[Records from a data source]
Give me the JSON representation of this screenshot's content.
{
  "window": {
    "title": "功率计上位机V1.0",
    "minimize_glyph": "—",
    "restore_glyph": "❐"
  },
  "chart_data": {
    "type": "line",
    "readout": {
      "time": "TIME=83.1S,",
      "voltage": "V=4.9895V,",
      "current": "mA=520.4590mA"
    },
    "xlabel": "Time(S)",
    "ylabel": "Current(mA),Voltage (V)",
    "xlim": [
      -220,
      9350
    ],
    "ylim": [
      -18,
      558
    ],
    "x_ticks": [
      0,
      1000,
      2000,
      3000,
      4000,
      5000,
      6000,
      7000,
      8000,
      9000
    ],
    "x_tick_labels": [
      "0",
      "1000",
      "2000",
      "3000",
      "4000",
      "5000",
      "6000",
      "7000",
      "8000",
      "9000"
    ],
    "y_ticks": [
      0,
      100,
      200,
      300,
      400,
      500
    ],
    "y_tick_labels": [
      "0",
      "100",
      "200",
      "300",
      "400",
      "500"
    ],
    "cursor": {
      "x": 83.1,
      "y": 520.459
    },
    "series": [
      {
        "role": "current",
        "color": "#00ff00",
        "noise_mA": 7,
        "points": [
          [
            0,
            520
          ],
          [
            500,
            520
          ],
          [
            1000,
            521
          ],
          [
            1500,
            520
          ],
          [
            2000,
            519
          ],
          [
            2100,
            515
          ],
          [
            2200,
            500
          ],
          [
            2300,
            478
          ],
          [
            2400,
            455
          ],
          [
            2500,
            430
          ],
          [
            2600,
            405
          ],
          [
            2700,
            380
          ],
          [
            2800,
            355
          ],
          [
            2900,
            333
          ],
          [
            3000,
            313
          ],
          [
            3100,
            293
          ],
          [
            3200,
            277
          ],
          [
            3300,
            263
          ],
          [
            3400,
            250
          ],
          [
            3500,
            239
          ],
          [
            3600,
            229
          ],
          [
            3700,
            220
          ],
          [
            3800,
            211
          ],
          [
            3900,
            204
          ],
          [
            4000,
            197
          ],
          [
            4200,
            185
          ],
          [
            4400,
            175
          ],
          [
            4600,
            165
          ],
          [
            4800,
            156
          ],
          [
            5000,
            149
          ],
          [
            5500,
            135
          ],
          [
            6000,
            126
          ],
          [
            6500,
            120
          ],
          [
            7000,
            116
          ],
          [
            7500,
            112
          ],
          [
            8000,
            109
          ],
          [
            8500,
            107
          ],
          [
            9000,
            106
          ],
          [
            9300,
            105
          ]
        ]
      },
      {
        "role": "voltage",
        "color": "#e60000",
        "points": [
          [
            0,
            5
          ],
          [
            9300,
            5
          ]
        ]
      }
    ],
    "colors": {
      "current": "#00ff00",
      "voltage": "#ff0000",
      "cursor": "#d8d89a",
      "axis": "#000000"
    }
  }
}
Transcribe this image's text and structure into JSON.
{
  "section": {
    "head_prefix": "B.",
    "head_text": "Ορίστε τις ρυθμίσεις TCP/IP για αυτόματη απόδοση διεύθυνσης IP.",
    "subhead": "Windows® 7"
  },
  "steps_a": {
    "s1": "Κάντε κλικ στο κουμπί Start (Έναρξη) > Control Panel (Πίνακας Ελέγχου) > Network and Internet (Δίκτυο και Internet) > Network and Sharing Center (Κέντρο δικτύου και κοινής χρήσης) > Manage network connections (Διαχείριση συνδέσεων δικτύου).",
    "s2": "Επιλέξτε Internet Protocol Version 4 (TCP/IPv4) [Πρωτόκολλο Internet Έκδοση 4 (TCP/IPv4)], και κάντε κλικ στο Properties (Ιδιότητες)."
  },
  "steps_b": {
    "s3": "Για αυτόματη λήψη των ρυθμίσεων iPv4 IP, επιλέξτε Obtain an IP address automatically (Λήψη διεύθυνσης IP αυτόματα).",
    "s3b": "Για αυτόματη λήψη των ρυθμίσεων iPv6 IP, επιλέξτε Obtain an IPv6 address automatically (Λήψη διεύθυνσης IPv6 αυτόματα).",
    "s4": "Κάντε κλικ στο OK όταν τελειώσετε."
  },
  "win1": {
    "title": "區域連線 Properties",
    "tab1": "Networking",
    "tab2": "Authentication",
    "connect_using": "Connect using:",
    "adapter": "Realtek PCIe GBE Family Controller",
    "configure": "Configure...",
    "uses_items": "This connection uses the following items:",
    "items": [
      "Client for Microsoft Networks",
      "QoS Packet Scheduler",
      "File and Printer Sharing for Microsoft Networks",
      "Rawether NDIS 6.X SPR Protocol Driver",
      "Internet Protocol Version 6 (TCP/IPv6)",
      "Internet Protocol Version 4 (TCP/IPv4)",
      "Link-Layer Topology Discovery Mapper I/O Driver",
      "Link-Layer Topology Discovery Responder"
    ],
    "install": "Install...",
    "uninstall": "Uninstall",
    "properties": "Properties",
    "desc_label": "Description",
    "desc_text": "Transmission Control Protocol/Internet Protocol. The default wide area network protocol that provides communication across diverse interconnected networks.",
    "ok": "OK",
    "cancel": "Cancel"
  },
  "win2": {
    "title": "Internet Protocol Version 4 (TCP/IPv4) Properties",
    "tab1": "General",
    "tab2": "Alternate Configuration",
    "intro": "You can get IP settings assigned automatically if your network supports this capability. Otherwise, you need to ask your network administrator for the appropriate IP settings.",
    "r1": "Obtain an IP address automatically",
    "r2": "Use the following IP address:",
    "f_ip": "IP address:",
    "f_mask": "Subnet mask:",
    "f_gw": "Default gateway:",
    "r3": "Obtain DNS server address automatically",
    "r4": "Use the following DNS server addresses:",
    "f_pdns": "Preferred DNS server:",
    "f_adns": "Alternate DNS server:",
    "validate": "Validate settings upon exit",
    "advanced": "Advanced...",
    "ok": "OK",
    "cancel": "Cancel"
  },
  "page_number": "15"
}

The task: Lines that include the word "λήψη" are to be extracted from the data above.

Task solution:
    "s3": "Για αυτόματη λήψη των ρυθμίσεων iPv4 IP, επιλέξτε Obtain an IP address automatically (Λήψη διεύθυνσης IP αυτόματα).",
    "s3b": "Για αυτόματη λήψη των ρυθμίσεων iPv6 IP, επιλέξτε Obtain an IPv6 address automatically (Λήψη διεύθυνσης IPv6 αυτόματα).",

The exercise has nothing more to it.